Probably not at this point. What is your SG now?

If there the SG is fairly low, say <1.020, there is not much more for the yeast to consume. Your choices now to rid yourself of the H2S smell are to (1) splash rack and/or aerate (as you have been doing), or (2) add Reduless (http://morewinemaking.com/products/reduless.html) which binds the H2S.


----------



## Arne (Jun 23, 2015)

Probably a little late for the extra nutrient. Soon as it gets done fermenting I would get it off the lees and like Paul says, splash rack it, and if that doesn't get rid of it try the reduless or give it a stir with some clean copper. Arne.


----------



## fabrictodyefor (Jun 23, 2015)

If you go to Danger Daves Dragon's Blood thread it will give you all kinds of ideas of "faster" wines. I've done several and they are ready in about 6 weeks, but could be ready sooner!


----------



## winegary (Jun 23, 2015)

I have made Mulberry two times and both times had this same problem. I made juice from the berries both times and used lavlin yeast. On the second one I step fed the yeast with the same problem. I transferred off the lees a little early 1.020 or so. Then stirred with a piece of new copper water pipe 1 or 2 times a day. after stirring 5 or 6 times it was fine and finished normally. 

Ok now for my question. Would yeast nutrient have a benefit if it would have been added up front? If so, when would it be added?

Hope this doesn't seem like I'm high jacking but since we had different recipe and whole berry vs juice, maybe we could both benefit for the next batch.

★ ★ ★

▶ [What is asked]:
(1) In the thread about the H2S smell in wine, what does Reduless do?
(2) Continue the winemaking thread about the H2S smell from where it stops.
The records are not needed for anything here.

▶ [Dataset extract]:
★ ★ ★

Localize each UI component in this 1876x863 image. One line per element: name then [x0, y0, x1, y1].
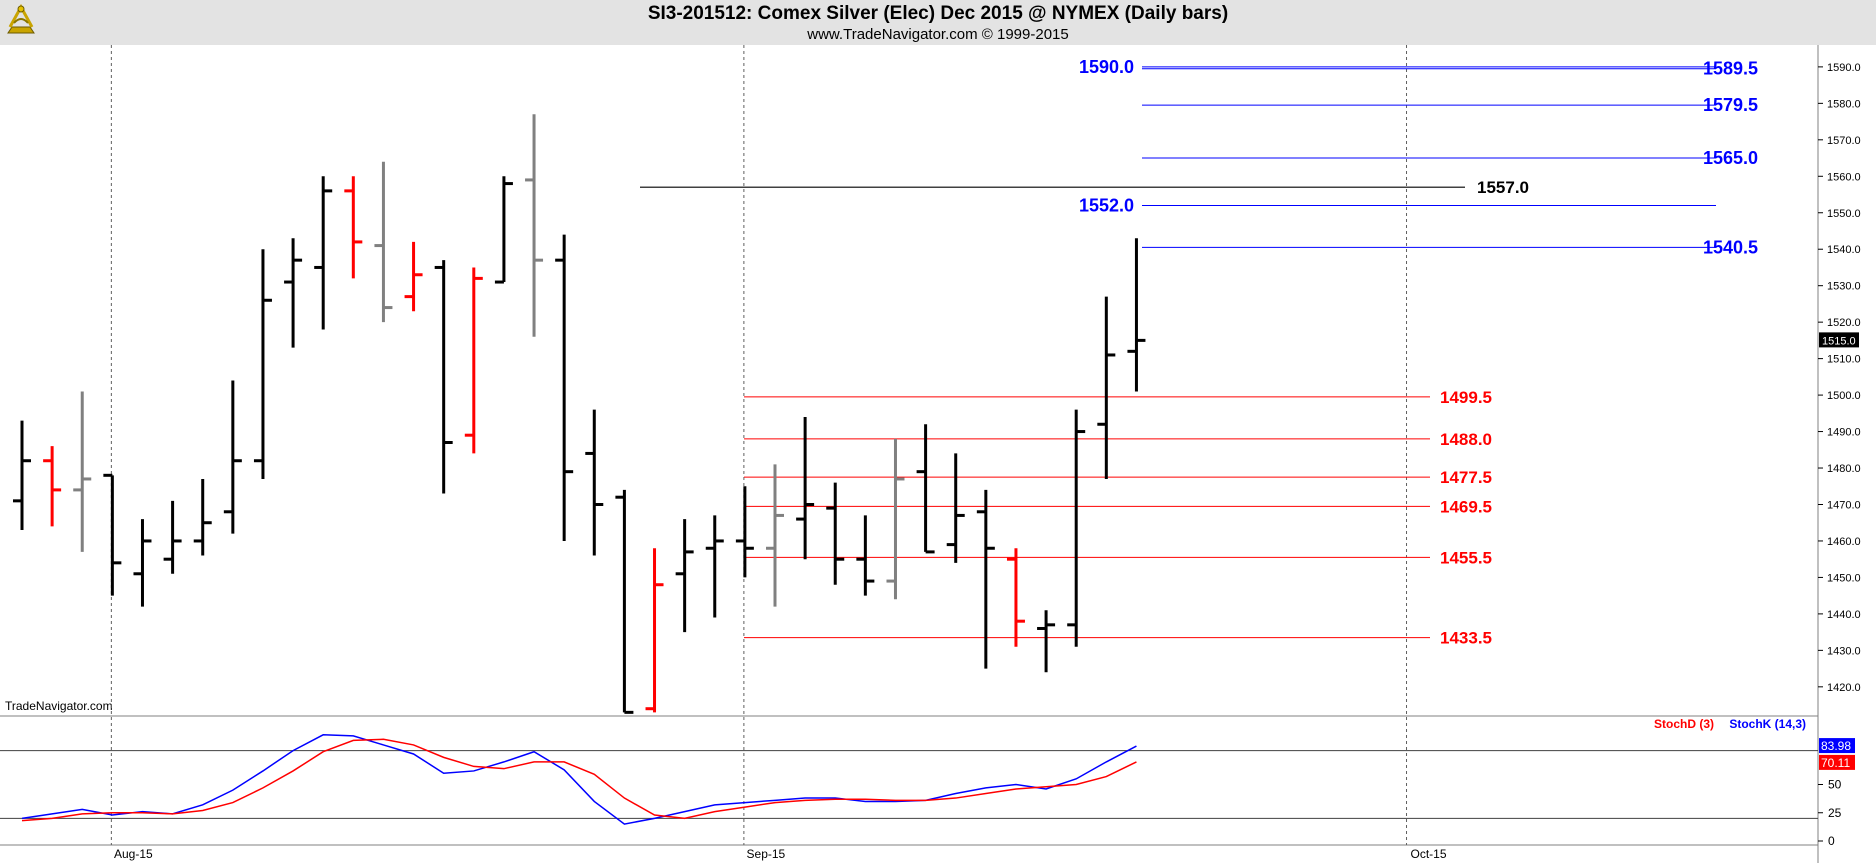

★ ★ ★

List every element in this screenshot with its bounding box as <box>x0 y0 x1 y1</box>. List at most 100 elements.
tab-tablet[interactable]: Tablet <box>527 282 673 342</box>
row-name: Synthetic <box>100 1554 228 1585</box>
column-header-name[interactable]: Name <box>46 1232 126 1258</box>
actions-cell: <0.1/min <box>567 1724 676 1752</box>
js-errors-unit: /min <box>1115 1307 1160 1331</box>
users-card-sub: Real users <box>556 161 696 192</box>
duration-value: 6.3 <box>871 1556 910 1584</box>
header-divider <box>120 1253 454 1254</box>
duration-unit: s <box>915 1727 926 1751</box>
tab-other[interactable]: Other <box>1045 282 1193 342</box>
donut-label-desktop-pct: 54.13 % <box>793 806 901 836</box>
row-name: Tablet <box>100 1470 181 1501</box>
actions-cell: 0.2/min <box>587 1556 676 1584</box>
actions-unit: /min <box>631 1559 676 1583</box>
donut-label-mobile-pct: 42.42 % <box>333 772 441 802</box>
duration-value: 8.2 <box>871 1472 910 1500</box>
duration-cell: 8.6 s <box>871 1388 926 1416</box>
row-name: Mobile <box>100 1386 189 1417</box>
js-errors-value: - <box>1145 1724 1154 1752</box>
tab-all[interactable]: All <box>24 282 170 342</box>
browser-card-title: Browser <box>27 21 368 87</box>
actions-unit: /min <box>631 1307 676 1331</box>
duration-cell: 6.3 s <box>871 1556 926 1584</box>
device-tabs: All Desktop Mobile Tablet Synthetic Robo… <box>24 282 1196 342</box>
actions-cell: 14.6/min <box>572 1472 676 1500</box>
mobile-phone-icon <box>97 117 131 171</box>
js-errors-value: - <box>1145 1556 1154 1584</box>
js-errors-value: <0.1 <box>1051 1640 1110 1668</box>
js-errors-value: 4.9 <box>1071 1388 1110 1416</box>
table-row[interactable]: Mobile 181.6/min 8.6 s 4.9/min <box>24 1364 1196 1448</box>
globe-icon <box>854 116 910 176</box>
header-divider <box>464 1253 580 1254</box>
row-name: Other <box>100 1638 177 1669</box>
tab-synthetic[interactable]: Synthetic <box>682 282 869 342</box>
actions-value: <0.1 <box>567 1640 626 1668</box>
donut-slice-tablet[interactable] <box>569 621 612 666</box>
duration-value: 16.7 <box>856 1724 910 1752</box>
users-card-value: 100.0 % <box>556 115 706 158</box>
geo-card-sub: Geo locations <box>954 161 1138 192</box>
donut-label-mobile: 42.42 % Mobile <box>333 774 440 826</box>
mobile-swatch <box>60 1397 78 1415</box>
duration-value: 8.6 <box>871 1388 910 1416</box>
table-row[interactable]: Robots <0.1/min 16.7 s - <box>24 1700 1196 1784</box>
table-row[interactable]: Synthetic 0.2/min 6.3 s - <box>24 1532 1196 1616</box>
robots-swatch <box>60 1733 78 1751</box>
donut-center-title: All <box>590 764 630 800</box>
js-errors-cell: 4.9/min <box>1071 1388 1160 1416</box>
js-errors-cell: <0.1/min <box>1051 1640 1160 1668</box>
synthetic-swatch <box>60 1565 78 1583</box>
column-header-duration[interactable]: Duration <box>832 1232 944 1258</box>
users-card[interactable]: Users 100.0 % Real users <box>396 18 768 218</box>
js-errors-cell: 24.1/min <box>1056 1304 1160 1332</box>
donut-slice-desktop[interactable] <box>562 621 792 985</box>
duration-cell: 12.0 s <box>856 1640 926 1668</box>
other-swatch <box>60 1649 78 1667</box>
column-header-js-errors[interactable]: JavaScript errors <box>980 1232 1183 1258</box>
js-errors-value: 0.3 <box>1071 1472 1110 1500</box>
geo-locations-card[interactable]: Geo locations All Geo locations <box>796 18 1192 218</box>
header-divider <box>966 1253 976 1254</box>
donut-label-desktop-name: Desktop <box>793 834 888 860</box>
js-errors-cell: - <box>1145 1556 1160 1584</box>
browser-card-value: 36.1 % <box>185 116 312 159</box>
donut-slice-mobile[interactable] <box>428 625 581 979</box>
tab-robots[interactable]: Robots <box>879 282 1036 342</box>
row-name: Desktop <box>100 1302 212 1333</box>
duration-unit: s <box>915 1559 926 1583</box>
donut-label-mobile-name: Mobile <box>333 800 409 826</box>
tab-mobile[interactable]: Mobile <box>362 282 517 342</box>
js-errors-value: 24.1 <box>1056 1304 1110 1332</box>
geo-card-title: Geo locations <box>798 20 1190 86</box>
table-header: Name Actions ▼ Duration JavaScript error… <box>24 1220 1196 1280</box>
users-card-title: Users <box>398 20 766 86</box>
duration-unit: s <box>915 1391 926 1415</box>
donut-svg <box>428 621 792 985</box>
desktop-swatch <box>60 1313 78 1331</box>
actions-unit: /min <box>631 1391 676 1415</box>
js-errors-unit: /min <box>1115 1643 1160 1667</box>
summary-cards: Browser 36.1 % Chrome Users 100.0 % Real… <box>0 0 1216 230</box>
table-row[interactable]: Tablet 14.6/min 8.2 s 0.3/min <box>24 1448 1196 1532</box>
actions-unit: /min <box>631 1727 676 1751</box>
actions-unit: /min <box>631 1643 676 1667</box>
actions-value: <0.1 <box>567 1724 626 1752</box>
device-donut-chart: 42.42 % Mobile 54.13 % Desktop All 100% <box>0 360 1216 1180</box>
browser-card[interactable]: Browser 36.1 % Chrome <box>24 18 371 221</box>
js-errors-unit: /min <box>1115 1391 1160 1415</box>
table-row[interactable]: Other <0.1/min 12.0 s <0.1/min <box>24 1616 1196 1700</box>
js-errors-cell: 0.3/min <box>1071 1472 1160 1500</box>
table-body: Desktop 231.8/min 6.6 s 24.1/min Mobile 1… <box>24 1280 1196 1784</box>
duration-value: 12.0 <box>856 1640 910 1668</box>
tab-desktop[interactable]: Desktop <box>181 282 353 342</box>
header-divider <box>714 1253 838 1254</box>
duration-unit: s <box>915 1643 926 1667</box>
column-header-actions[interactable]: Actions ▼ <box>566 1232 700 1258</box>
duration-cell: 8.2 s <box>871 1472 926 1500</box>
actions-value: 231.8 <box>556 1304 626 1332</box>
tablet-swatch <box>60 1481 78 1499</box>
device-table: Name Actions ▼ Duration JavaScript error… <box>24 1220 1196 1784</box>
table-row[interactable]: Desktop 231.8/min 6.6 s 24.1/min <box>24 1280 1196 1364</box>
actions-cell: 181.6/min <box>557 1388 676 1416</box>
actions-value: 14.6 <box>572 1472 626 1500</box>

★ ★ ★

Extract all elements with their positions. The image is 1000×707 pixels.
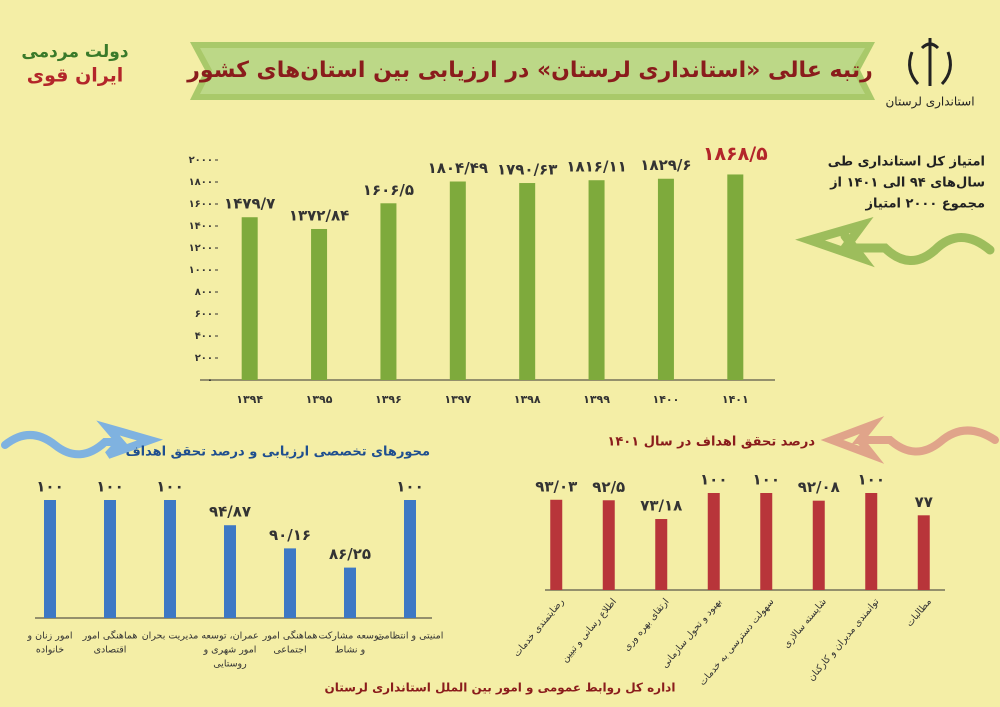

★ ★ ★

▶ [Answers to the exercises]:
(1) It binds the H2S.

(2)
I meant to say energizer not nutrient.


----------



## cheeselady (Jun 23, 2015)

Yay! The smell is pretty much gone! After aerating for the last day and a half I opened this evening and only got a whiff of sulfur. I went ahead and splash racked and moved it to the carboy. Sg was 0.990 so lol yeah nutrient wouldn't have done anything. I added a campden tab (dissolved in water) just in case I added any extra buggies when I was messing with it. I couldn't help my self a reserved a tiny bit to taste.........
It reminded me of a red with an aroma of mulberry but quite thin and very "raw" tasting ( gee what a surprise lol) . I'm looking forward to seeing how it develops. 

Next time ill ferment in the basement where it is cooler and use more berries or maybe just juice - I think I added too much water.


----------



## Julie (Jun 23, 2015)

Next time, see if it will go lower than .990 before adding any campden and add some tannins, this will help with mouthfeel. Also, take a ph test to see where that is, you might need to add some acid blend.


----------



## cheeselady (Jun 23, 2015)

Julie said:


> Next time, see if it will go lower than .990 before adding any campden and add some tannins, this will help with mouthfeel. Also, take a ph test to see where that is, you might need to add some acid blend.



Ah ok, I had thought that 0.990 was pretty close to the lowest you could get with fermentation. What's the lowest SG can, in theory, go? I added acid blend at the start (1 tsp) , I'll find my pH meter and check and report back. Can tannins be added at this point or is it more something I should do next time?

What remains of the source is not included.